_WHAT YOU NEED TO DO_. Search the material below for the string "couleurs" and list each line that holds it.

━━ ENTRIES

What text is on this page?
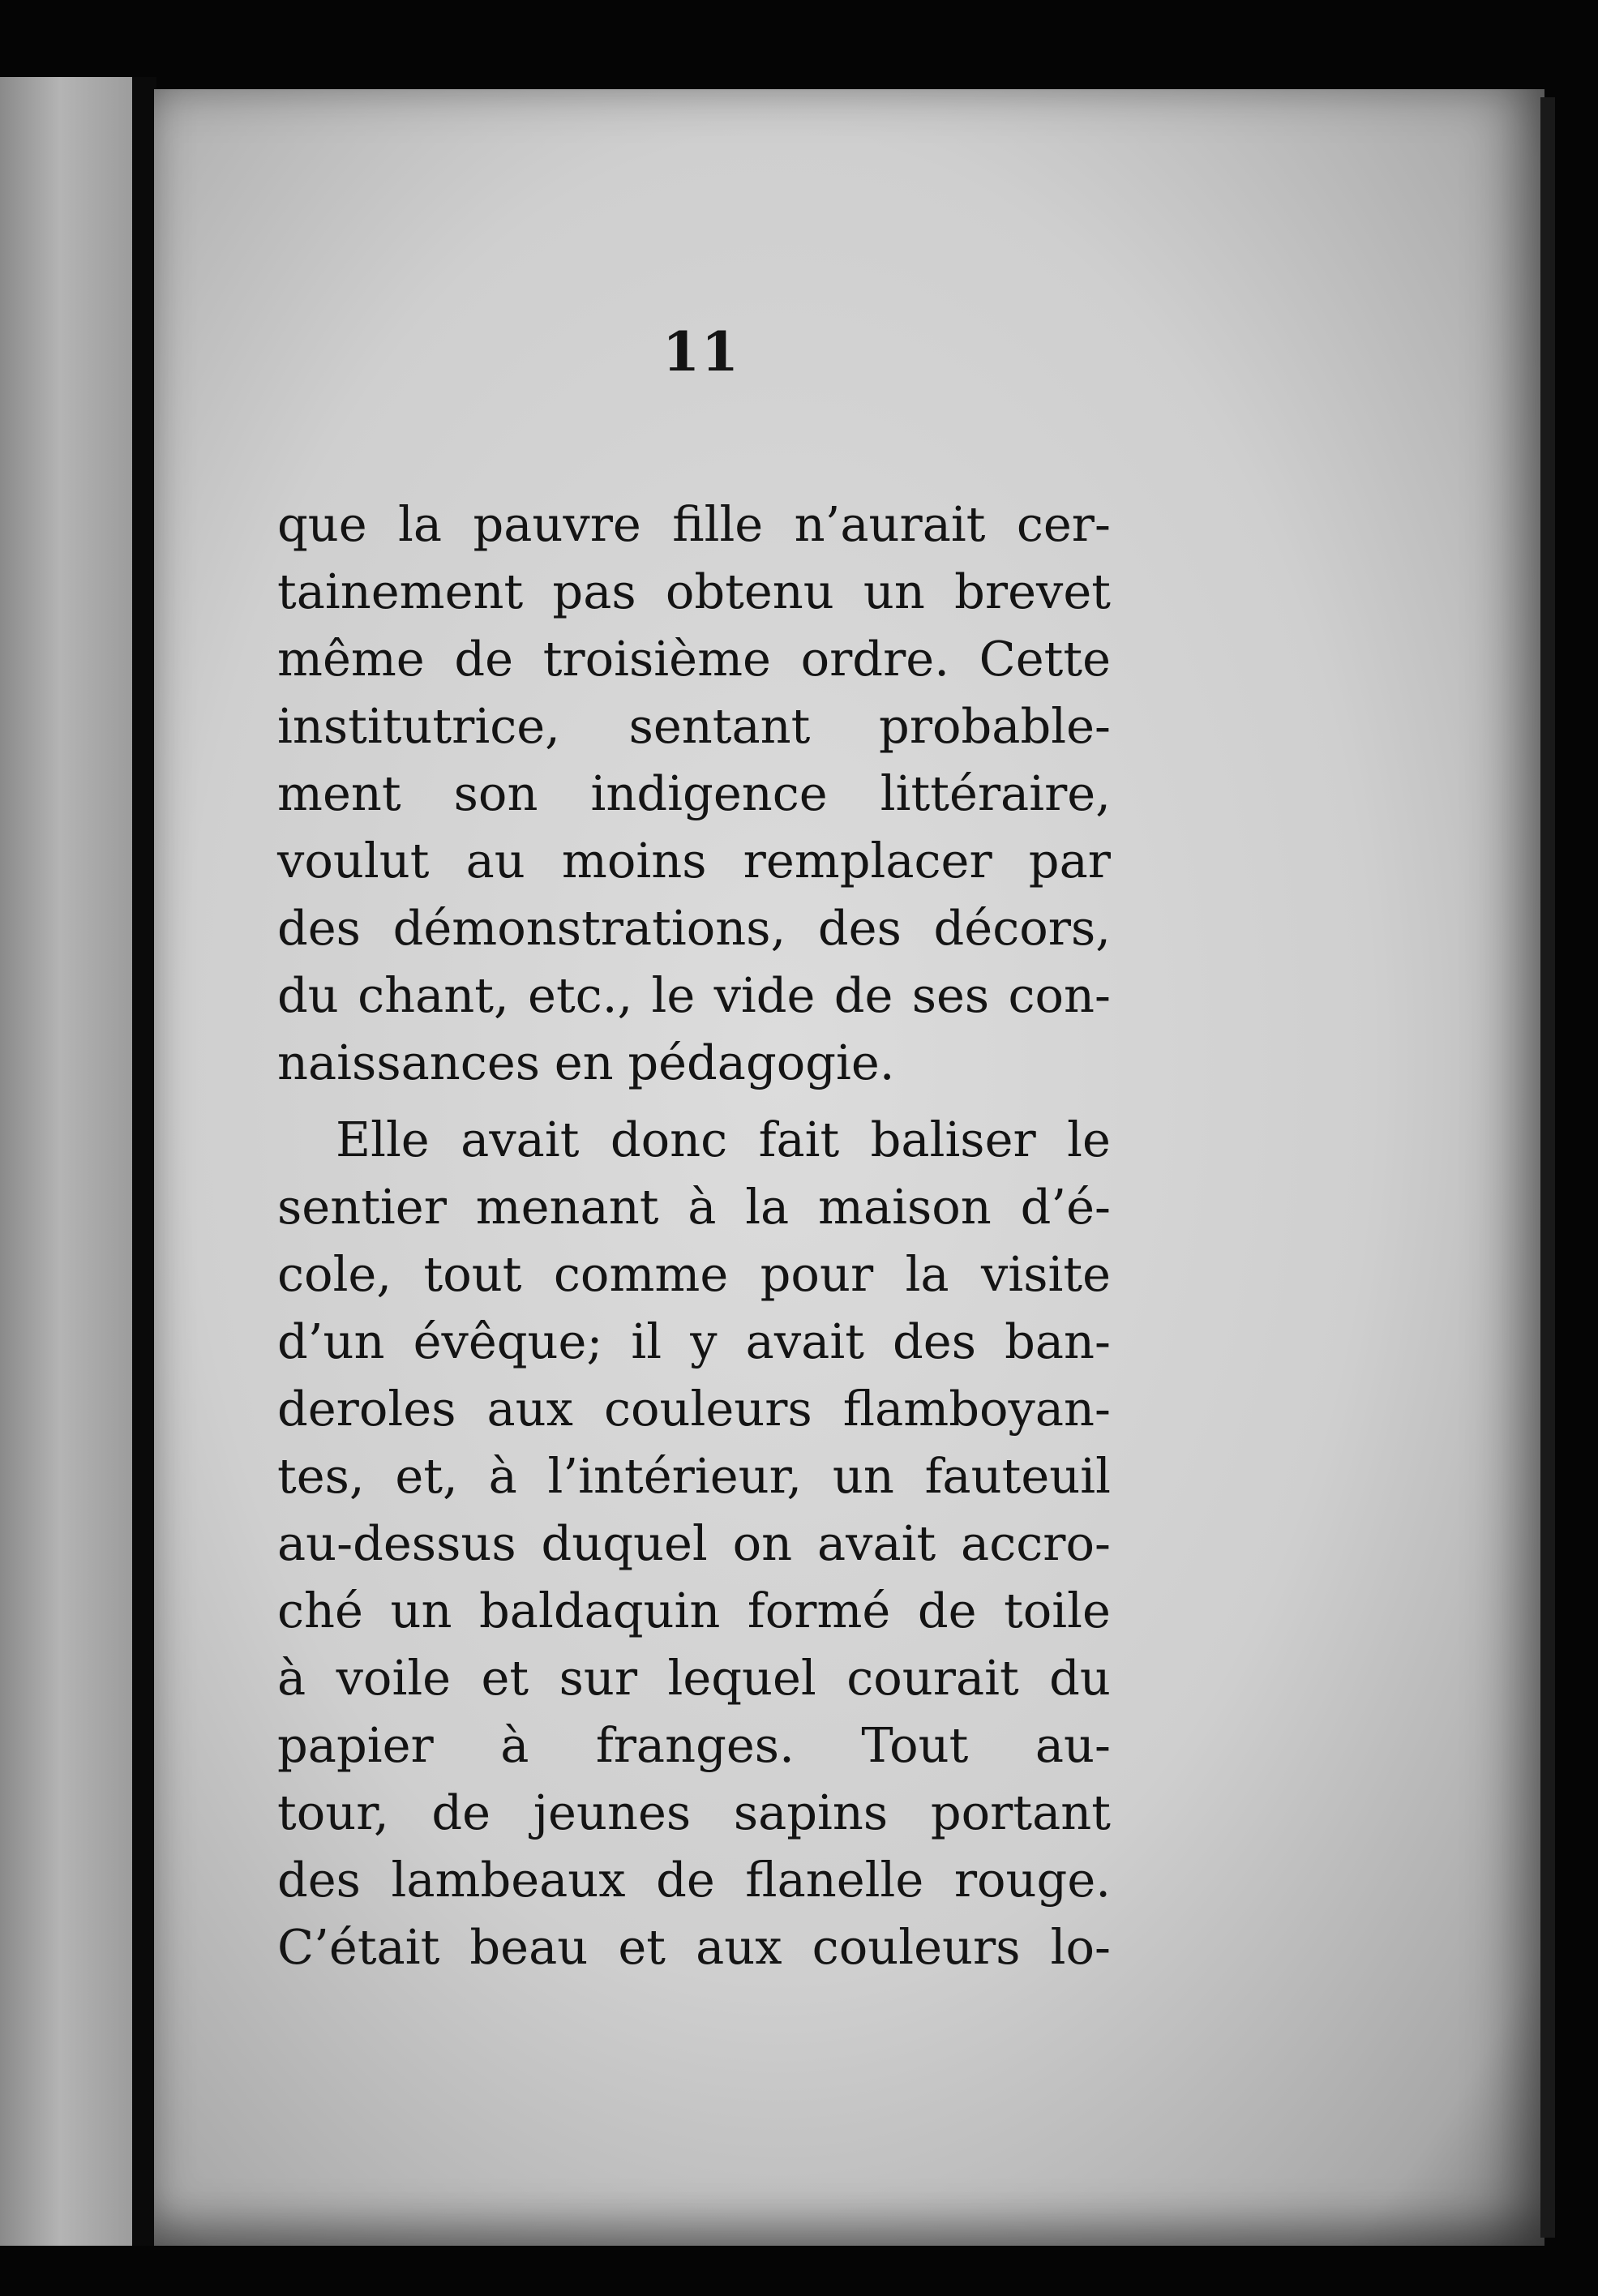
11
que la pauvre fille n’aurait cer-
tainement pas obtenu un brevet
même de troisième ordre. Cette
institutrice, sentant probable-
ment son indigence littéraire,
voulut au moins remplacer par
des démonstrations, des décors,
du chant, etc., le vide de ses con-
naissances en pédagogie.
Elle avait donc fait baliser le
sentier menant à la maison d’é-
cole, tout comme pour la visite
d’un évêque; il y avait des ban-
deroles aux couleurs flamboyan-
tes, et, à l’intérieur, un fauteuil
au-dessus duquel on avait accro-
ché un baldaquin formé de toile
à voile et sur lequel courait du
papier à franges. Tout au-
tour, de jeunes sapins portant
des lambeaux de flanelle rouge.
C’était beau et aux couleurs lo-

━━━━

_COMPLETED TASK_.
deroles aux couleurs flamboyan-
C’était beau et aux couleurs lo-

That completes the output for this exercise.